INSTRUCTIONS TO FOLLOW> Output the material exactly, but drop every image it holds.

***

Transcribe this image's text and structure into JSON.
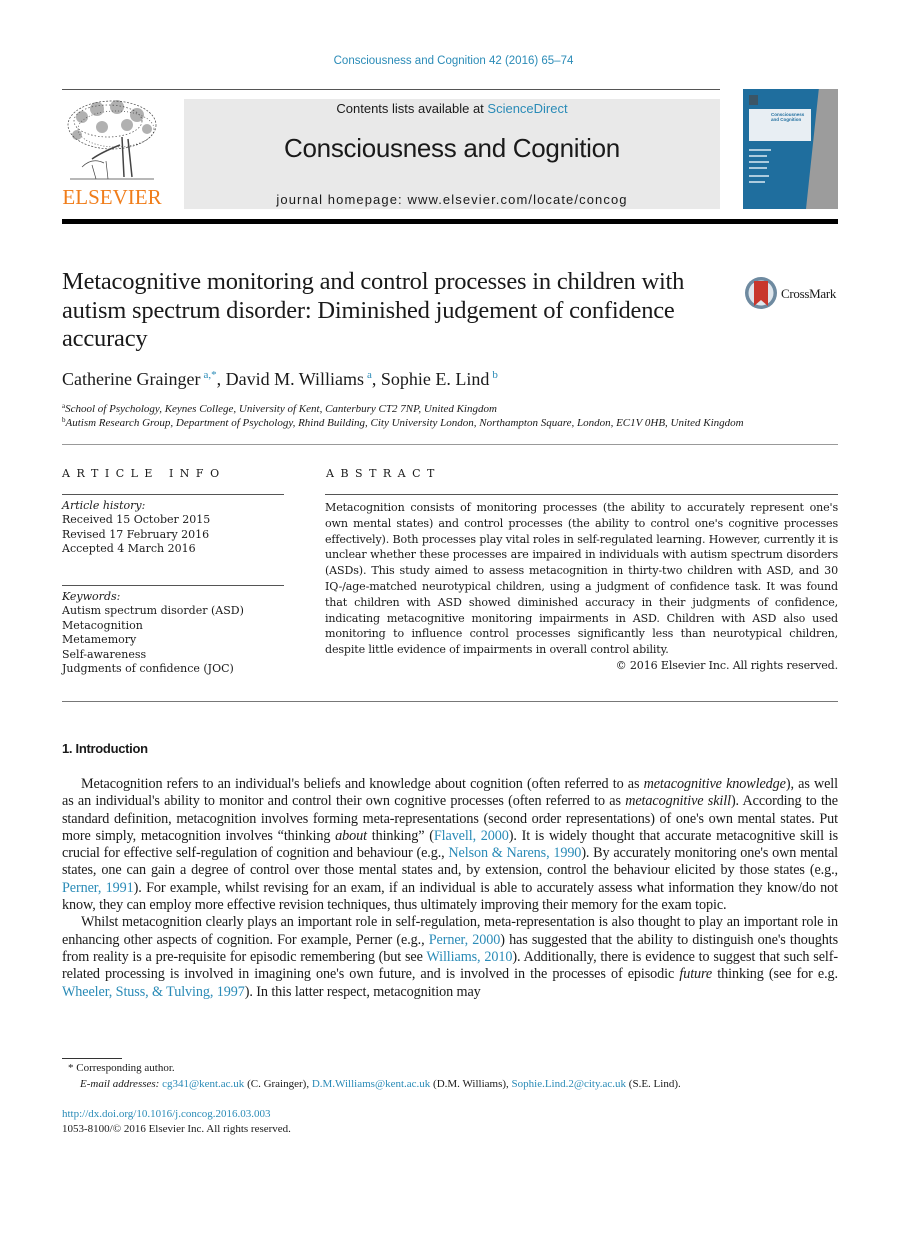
{
  "header": {
    "citation": "Consciousness and Cognition 42 (2016) 65–74",
    "contents_prefix": "Contents lists available at ",
    "contents_link": "ScienceDirect",
    "journal_name": "Consciousness and Cognition",
    "homepage": "journal homepage: www.elsevier.com/locate/concog",
    "publisher_logo_text": "ELSEVIER",
    "cover_title": "Consciousness and Cognition",
    "brand_orange": "#f07d1a",
    "link_color": "#2a8bb7"
  },
  "crossmark": {
    "label": "CrossMark"
  },
  "article": {
    "title": "Metacognitive monitoring and control processes in children with autism spectrum disorder: Diminished judgement of confidence accuracy",
    "authors": [
      {
        "name": "Catherine Grainger",
        "sup": "a,*"
      },
      {
        "name": "David M. Williams",
        "sup": "a"
      },
      {
        "name": "Sophie E. Lind",
        "sup": "b"
      }
    ],
    "affiliations": [
      {
        "sup": "a",
        "text": "School of Psychology, Keynes College, University of Kent, Canterbury CT2 7NP, United Kingdom"
      },
      {
        "sup": "b",
        "text": "Autism Research Group, Department of Psychology, Rhind Building, City University London, Northampton Square, London, EC1V 0HB, United Kingdom"
      }
    ]
  },
  "article_info": {
    "heading": "ARTICLE INFO",
    "history_label": "Article history:",
    "history": [
      "Received 15 October 2015",
      "Revised 17 February 2016",
      "Accepted 4 March 2016"
    ],
    "keywords_label": "Keywords:",
    "keywords": [
      "Autism spectrum disorder (ASD)",
      "Metacognition",
      "Metamemory",
      "Self-awareness",
      "Judgments of confidence (JOC)"
    ]
  },
  "abstract": {
    "heading": "ABSTRACT",
    "text": "Metacognition consists of monitoring processes (the ability to accurately represent one's own mental states) and control processes (the ability to control one's cognitive processes effectively). Both processes play vital roles in self-regulated learning. However, currently it is unclear whether these processes are impaired in individuals with autism spectrum disorders (ASDs). This study aimed to assess metacognition in thirty-two children with ASD, and 30 IQ-/age-matched neurotypical children, using a judgment of confidence task. It was found that children with ASD showed diminished accuracy in their judgments of confidence, indicating metacognitive monitoring impairments in ASD. Children with ASD also used monitoring to influence control processes significantly less than neurotypical children, despite little evidence of impairments in overall control ability.",
    "copyright": "© 2016 Elsevier Inc. All rights reserved."
  },
  "introduction": {
    "heading": "1. Introduction",
    "p1": {
      "s1": "Metacognition refers to an individual's beliefs and knowledge about cognition (often referred to as ",
      "i1": "metacognitive knowledge",
      "s2": "), as well as an individual's ability to monitor and control their own cognitive processes (often referred to as ",
      "i2": "metacognitive skill",
      "s3": "). According to the standard definition, metacognition involves forming meta-representations (second order representations) of one's own mental states. Put more simply, metacognition involves “thinking ",
      "i3": "about",
      "s4": " thinking” (",
      "c1": "Flavell, 2000",
      "s5": "). It is widely thought that accurate metacognitive skill is crucial for effective self-regulation of cognition and behaviour (e.g., ",
      "c2": "Nelson & Narens, 1990",
      "s6": "). By accurately monitoring one's own mental states, one can gain a degree of control over those mental states and, by extension, control the behaviour elicited by those states (e.g., ",
      "c3": "Perner, 1991",
      "s7": "). For example, whilst revising for an exam, if an individual is able to accurately assess what information they know/do not know, they can employ more effective revision techniques, thus ultimately improving their memory for the exam topic."
    },
    "p2": {
      "s1": "Whilst metacognition clearly plays an important role in self-regulation, meta-representation is also thought to play an important role in enhancing other aspects of cognition. For example, Perner (e.g., ",
      "c1": "Perner, 2000",
      "s2": ") has suggested that the ability to distinguish one's thoughts from reality is a pre-requisite for episodic remembering (but see ",
      "c2": "Williams, 2010",
      "s3": "). Additionally, there is evidence to suggest that such self-related processing is involved in imagining one's own future, and is involved in the processes of episodic ",
      "i1": "future",
      "s4": " thinking (see for e.g. ",
      "c3": "Wheeler, Stuss, & Tulving, 1997",
      "s5": "). In this latter respect, metacognition may"
    }
  },
  "footnotes": {
    "star": "*",
    "corresponding": "Corresponding author.",
    "email_label": "E-mail addresses:",
    "emails": [
      {
        "address": "cg341@kent.ac.uk",
        "owner": " (C. Grainger), "
      },
      {
        "address": "D.M.Williams@kent.ac.uk",
        "owner": " (D.M. Williams), "
      },
      {
        "address": "Sophie.Lind.2@city.ac.uk",
        "owner": " (S.E. Lind)."
      }
    ],
    "doi": "http://dx.doi.org/10.1016/j.concog.2016.03.003",
    "issn": "1053-8100/© 2016 Elsevier Inc. All rights reserved."
  }
}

***

WORKED SOLUTION>
Transcribe this image's text and structure into JSON.
{
  "header": {
    "citation": "Consciousness and Cognition 42 (2016) 65–74",
    "contents_prefix": "Contents lists available at ",
    "contents_link": "ScienceDirect",
    "journal_name": "Consciousness and Cognition",
    "homepage": "journal homepage: www.elsevier.com/locate/concog",
    "publisher_logo_text": "ELSEVIER",
    "cover_title": "Consciousness and Cognition",
    "brand_orange": "#f07d1a",
    "link_color": "#2a8bb7"
  },
  "crossmark": {
    "label": "CrossMark"
  },
  "article": {
    "title": "Metacognitive monitoring and control processes in children with autism spectrum disorder: Diminished judgement of confidence accuracy",
    "authors": [
      {
        "name": "Catherine Grainger",
        "sup": "a,*"
      },
      {
        "name": "David M. Williams",
        "sup": "a"
      },
      {
        "name": "Sophie E. Lind",
        "sup": "b"
      }
    ],
    "affiliations": [
      {
        "sup": "a",
        "text": "School of Psychology, Keynes College, University of Kent, Canterbury CT2 7NP, United Kingdom"
      },
      {
        "sup": "b",
        "text": "Autism Research Group, Department of Psychology, Rhind Building, City University London, Northampton Square, London, EC1V 0HB, United Kingdom"
      }
    ]
  },
  "article_info": {
    "heading": "ARTICLE INFO",
    "history_label": "Article history:",
    "history": [
      "Received 15 October 2015",
      "Revised 17 February 2016",
      "Accepted 4 March 2016"
    ],
    "keywords_label": "Keywords:",
    "keywords": [
      "Autism spectrum disorder (ASD)",
      "Metacognition",
      "Metamemory",
      "Self-awareness",
      "Judgments of confidence (JOC)"
    ]
  },
  "abstract": {
    "heading": "ABSTRACT",
    "text": "Metacognition consists of monitoring processes (the ability to accurately represent one's own mental states) and control processes (the ability to control one's cognitive processes effectively). Both processes play vital roles in self-regulated learning. However, currently it is unclear whether these processes are impaired in individuals with autism spectrum disorders (ASDs). This study aimed to assess metacognition in thirty-two children with ASD, and 30 IQ-/age-matched neurotypical children, using a judgment of confidence task. It was found that children with ASD showed diminished accuracy in their judgments of confidence, indicating metacognitive monitoring impairments in ASD. Children with ASD also used monitoring to influence control processes significantly less than neurotypical children, despite little evidence of impairments in overall control ability.",
    "copyright": "© 2016 Elsevier Inc. All rights reserved."
  },
  "introduction": {
    "heading": "1. Introduction",
    "p1": {
      "s1": "Metacognition refers to an individual's beliefs and knowledge about cognition (often referred to as ",
      "i1": "metacognitive knowledge",
      "s2": "), as well as an individual's ability to monitor and control their own cognitive processes (often referred to as ",
      "i2": "metacognitive skill",
      "s3": "). According to the standard definition, metacognition involves forming meta-representations (second order representations) of one's own mental states. Put more simply, metacognition involves “thinking ",
      "i3": "about",
      "s4": " thinking” (",
      "c1": "Flavell, 2000",
      "s5": "). It is widely thought that accurate metacognitive skill is crucial for effective self-regulation of cognition and behaviour (e.g., ",
      "c2": "Nelson & Narens, 1990",
      "s6": "). By accurately monitoring one's own mental states, one can gain a degree of control over those mental states and, by extension, control the behaviour elicited by those states (e.g., ",
      "c3": "Perner, 1991",
      "s7": "). For example, whilst revising for an exam, if an individual is able to accurately assess what information they know/do not know, they can employ more effective revision techniques, thus ultimately improving their memory for the exam topic."
    },
    "p2": {
      "s1": "Whilst metacognition clearly plays an important role in self-regulation, meta-representation is also thought to play an important role in enhancing other aspects of cognition. For example, Perner (e.g., ",
      "c1": "Perner, 2000",
      "s2": ") has suggested that the ability to distinguish one's thoughts from reality is a pre-requisite for episodic remembering (but see ",
      "c2": "Williams, 2010",
      "s3": "). Additionally, there is evidence to suggest that such self-related processing is involved in imagining one's own future, and is involved in the processes of episodic ",
      "i1": "future",
      "s4": " thinking (see for e.g. ",
      "c3": "Wheeler, Stuss, & Tulving, 1997",
      "s5": "). In this latter respect, metacognition may"
    }
  },
  "footnotes": {
    "star": "*",
    "corresponding": "Corresponding author.",
    "email_label": "E-mail addresses:",
    "emails": [
      {
        "address": "cg341@kent.ac.uk",
        "owner": " (C. Grainger), "
      },
      {
        "address": "D.M.Williams@kent.ac.uk",
        "owner": " (D.M. Williams), "
      },
      {
        "address": "Sophie.Lind.2@city.ac.uk",
        "owner": " (S.E. Lind)."
      }
    ],
    "doi": "http://dx.doi.org/10.1016/j.concog.2016.03.003",
    "issn": "1053-8100/© 2016 Elsevier Inc. All rights reserved."
  }
}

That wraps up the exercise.